### TASK DATA ###

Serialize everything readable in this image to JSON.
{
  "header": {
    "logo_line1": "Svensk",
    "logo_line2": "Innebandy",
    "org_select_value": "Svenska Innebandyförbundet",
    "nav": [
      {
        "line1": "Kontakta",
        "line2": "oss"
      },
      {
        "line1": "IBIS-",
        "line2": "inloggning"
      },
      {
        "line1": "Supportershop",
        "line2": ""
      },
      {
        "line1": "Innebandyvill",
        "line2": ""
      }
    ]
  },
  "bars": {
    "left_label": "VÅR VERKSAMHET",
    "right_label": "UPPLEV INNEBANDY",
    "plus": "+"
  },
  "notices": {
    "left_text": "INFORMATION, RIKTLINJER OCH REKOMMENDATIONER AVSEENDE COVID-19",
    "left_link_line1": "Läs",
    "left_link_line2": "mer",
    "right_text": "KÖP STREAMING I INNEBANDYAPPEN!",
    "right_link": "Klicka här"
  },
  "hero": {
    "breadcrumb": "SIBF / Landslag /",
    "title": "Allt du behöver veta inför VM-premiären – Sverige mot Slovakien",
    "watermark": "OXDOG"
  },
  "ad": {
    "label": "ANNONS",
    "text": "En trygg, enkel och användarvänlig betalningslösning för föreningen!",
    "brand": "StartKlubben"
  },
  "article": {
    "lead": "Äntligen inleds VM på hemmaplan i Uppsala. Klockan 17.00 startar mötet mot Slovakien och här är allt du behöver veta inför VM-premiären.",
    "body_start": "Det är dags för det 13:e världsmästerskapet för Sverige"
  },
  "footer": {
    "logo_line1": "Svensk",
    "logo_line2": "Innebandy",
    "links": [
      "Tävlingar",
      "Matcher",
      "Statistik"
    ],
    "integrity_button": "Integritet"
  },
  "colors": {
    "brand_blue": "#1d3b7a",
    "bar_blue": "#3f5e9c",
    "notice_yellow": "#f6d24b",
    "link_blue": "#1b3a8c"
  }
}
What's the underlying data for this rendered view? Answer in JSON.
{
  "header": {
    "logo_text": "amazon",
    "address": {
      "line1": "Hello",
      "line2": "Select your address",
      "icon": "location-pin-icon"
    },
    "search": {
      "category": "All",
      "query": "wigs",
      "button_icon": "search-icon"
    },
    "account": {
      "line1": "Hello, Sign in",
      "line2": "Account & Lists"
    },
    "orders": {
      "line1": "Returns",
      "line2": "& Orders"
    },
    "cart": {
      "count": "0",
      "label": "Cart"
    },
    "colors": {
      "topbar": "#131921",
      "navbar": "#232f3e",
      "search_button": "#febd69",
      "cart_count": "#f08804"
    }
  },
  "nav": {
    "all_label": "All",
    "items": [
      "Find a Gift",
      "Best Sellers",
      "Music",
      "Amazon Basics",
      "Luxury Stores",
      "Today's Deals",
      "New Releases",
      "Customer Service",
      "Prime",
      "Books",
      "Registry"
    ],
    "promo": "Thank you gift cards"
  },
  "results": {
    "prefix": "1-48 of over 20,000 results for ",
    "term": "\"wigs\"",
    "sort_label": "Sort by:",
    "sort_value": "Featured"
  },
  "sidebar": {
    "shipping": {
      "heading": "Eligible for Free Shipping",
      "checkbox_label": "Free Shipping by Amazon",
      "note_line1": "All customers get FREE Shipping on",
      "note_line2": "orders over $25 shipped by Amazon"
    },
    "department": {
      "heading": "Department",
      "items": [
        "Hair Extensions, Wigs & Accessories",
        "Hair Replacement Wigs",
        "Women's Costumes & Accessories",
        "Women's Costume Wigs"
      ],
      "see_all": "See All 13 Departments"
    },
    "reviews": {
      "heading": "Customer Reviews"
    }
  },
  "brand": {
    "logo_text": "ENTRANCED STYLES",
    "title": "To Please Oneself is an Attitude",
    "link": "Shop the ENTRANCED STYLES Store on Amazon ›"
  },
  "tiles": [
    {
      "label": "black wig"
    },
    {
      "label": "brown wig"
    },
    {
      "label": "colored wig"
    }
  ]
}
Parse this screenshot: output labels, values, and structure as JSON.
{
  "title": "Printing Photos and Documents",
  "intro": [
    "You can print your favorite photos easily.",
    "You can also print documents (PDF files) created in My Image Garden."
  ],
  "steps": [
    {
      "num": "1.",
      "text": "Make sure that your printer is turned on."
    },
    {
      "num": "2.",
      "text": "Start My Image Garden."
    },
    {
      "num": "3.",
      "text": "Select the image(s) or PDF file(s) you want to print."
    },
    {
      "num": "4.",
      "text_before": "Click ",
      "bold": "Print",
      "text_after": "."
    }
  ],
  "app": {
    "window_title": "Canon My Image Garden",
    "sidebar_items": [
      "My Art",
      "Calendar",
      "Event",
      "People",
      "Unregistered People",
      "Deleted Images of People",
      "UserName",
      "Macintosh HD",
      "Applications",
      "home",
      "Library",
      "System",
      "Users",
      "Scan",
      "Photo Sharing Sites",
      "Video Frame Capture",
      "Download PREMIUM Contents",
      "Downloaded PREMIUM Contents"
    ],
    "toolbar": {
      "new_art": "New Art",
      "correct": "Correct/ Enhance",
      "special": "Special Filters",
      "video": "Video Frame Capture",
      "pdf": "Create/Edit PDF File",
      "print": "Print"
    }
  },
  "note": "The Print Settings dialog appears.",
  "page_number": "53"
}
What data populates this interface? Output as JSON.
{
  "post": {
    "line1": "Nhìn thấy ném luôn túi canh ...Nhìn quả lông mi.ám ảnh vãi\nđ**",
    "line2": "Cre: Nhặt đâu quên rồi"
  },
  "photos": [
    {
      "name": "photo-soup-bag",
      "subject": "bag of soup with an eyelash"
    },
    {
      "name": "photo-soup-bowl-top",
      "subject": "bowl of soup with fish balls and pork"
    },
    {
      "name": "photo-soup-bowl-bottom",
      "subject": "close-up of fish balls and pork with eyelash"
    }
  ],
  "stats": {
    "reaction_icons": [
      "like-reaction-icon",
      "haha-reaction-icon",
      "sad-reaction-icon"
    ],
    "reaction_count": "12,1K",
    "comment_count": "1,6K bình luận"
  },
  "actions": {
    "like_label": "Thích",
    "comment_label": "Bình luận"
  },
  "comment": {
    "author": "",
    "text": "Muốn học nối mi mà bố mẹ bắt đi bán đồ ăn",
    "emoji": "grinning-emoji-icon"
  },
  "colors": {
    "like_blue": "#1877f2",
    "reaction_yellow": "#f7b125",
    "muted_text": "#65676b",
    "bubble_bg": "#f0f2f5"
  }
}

###

- _WHAT IS EXPECTED_:
Every record shown above must be echoed exactly.

- _EXPECTED ANSWER_:
Serialize everything readable in this image to JSON.
{
  "header": {
    "logo_line1": "Svensk",
    "logo_line2": "Innebandy",
    "org_select_value": "Svenska Innebandyförbundet",
    "nav": [
      {
        "line1": "Kontakta",
        "line2": "oss"
      },
      {
        "line1": "IBIS-",
        "line2": "inloggning"
      },
      {
        "line1": "Supportershop",
        "line2": ""
      },
      {
        "line1": "Innebandyvill",
        "line2": ""
      }
    ]
  },
  "bars": {
    "left_label": "VÅR VERKSAMHET",
    "right_label": "UPPLEV INNEBANDY",
    "plus": "+"
  },
  "notices": {
    "left_text": "INFORMATION, RIKTLINJER OCH REKOMMENDATIONER AVSEENDE COVID-19",
    "left_link_line1": "Läs",
    "left_link_line2": "mer",
    "right_text": "KÖP STREAMING I INNEBANDYAPPEN!",
    "right_link": "Klicka här"
  },
  "hero": {
    "breadcrumb": "SIBF / Landslag /",
    "title": "Allt du behöver veta inför VM-premiären – Sverige mot Slovakien",
    "watermark": "OXDOG"
  },
  "ad": {
    "label": "ANNONS",
    "text": "En trygg, enkel och användarvänlig betalningslösning för föreningen!",
    "brand": "StartKlubben"
  },
  "article": {
    "lead": "Äntligen inleds VM på hemmaplan i Uppsala. Klockan 17.00 startar mötet mot Slovakien och här är allt du behöver veta inför VM-premiären.",
    "body_start": "Det är dags för det 13:e världsmästerskapet för Sverige"
  },
  "footer": {
    "logo_line1": "Svensk",
    "logo_line2": "Innebandy",
    "links": [
      "Tävlingar",
      "Matcher",
      "Statistik"
    ],
    "integrity_button": "Integritet"
  },
  "colors": {
    "brand_blue": "#1d3b7a",
    "bar_blue": "#3f5e9c",
    "notice_yellow": "#f6d24b",
    "link_blue": "#1b3a8c"
  }
}
What's the underlying data for this rendered view? Answer in JSON.
{
  "header": {
    "logo_text": "amazon",
    "address": {
      "line1": "Hello",
      "line2": "Select your address",
      "icon": "location-pin-icon"
    },
    "search": {
      "category": "All",
      "query": "wigs",
      "button_icon": "search-icon"
    },
    "account": {
      "line1": "Hello, Sign in",
      "line2": "Account & Lists"
    },
    "orders": {
      "line1": "Returns",
      "line2": "& Orders"
    },
    "cart": {
      "count": "0",
      "label": "Cart"
    },
    "colors": {
      "topbar": "#131921",
      "navbar": "#232f3e",
      "search_button": "#febd69",
      "cart_count": "#f08804"
    }
  },
  "nav": {
    "all_label": "All",
    "items": [
      "Find a Gift",
      "Best Sellers",
      "Music",
      "Amazon Basics",
      "Luxury Stores",
      "Today's Deals",
      "New Releases",
      "Customer Service",
      "Prime",
      "Books",
      "Registry"
    ],
    "promo": "Thank you gift cards"
  },
  "results": {
    "prefix": "1-48 of over 20,000 results for ",
    "term": "\"wigs\"",
    "sort_label": "Sort by:",
    "sort_value": "Featured"
  },
  "sidebar": {
    "shipping": {
      "heading": "Eligible for Free Shipping",
      "checkbox_label": "Free Shipping by Amazon",
      "note_line1": "All customers get FREE Shipping on",
      "note_line2": "orders over $25 shipped by Amazon"
    },
    "department": {
      "heading": "Department",
      "items": [
        "Hair Extensions, Wigs & Accessories",
        "Hair Replacement Wigs",
        "Women's Costumes & Accessories",
        "Women's Costume Wigs"
      ],
      "see_all": "See All 13 Departments"
    },
    "reviews": {
      "heading": "Customer Reviews"
    }
  },
  "brand": {
    "logo_text": "ENTRANCED STYLES",
    "title": "To Please Oneself is an Attitude",
    "link": "Shop the ENTRANCED STYLES Store on Amazon ›"
  },
  "tiles": [
    {
      "label": "black wig"
    },
    {
      "label": "brown wig"
    },
    {
      "label": "colored wig"
    }
  ]
}
Parse this screenshot: output labels, values, and structure as JSON.
{
  "title": "Printing Photos and Documents",
  "intro": [
    "You can print your favorite photos easily.",
    "You can also print documents (PDF files) created in My Image Garden."
  ],
  "steps": [
    {
      "num": "1.",
      "text": "Make sure that your printer is turned on."
    },
    {
      "num": "2.",
      "text": "Start My Image Garden."
    },
    {
      "num": "3.",
      "text": "Select the image(s) or PDF file(s) you want to print."
    },
    {
      "num": "4.",
      "text_before": "Click ",
      "bold": "Print",
      "text_after": "."
    }
  ],
  "app": {
    "window_title": "Canon My Image Garden",
    "sidebar_items": [
      "My Art",
      "Calendar",
      "Event",
      "People",
      "Unregistered People",
      "Deleted Images of People",
      "UserName",
      "Macintosh HD",
      "Applications",
      "home",
      "Library",
      "System",
      "Users",
      "Scan",
      "Photo Sharing Sites",
      "Video Frame Capture",
      "Download PREMIUM Contents",
      "Downloaded PREMIUM Contents"
    ],
    "toolbar": {
      "new_art": "New Art",
      "correct": "Correct/ Enhance",
      "special": "Special Filters",
      "video": "Video Frame Capture",
      "pdf": "Create/Edit PDF File",
      "print": "Print"
    }
  },
  "note": "The Print Settings dialog appears.",
  "page_number": "53"
}
What data populates this interface? Output as JSON.
{
  "post": {
    "line1": "Nhìn thấy ném luôn túi canh ...Nhìn quả lông mi.ám ảnh vãi\nđ**",
    "line2": "Cre: Nhặt đâu quên rồi"
  },
  "photos": [
    {
      "name": "photo-soup-bag",
      "subject": "bag of soup with an eyelash"
    },
    {
      "name": "photo-soup-bowl-top",
      "subject": "bowl of soup with fish balls and pork"
    },
    {
      "name": "photo-soup-bowl-bottom",
      "subject": "close-up of fish balls and pork with eyelash"
    }
  ],
  "stats": {
    "reaction_icons": [
      "like-reaction-icon",
      "haha-reaction-icon",
      "sad-reaction-icon"
    ],
    "reaction_count": "12,1K",
    "comment_count": "1,6K bình luận"
  },
  "actions": {
    "like_label": "Thích",
    "comment_label": "Bình luận"
  },
  "comment": {
    "author": "",
    "text": "Muốn học nối mi mà bố mẹ bắt đi bán đồ ăn",
    "emoji": "grinning-emoji-icon"
  },
  "colors": {
    "like_blue": "#1877f2",
    "reaction_yellow": "#f7b125",
    "muted_text": "#65676b",
    "bubble_bg": "#f0f2f5"
  }
}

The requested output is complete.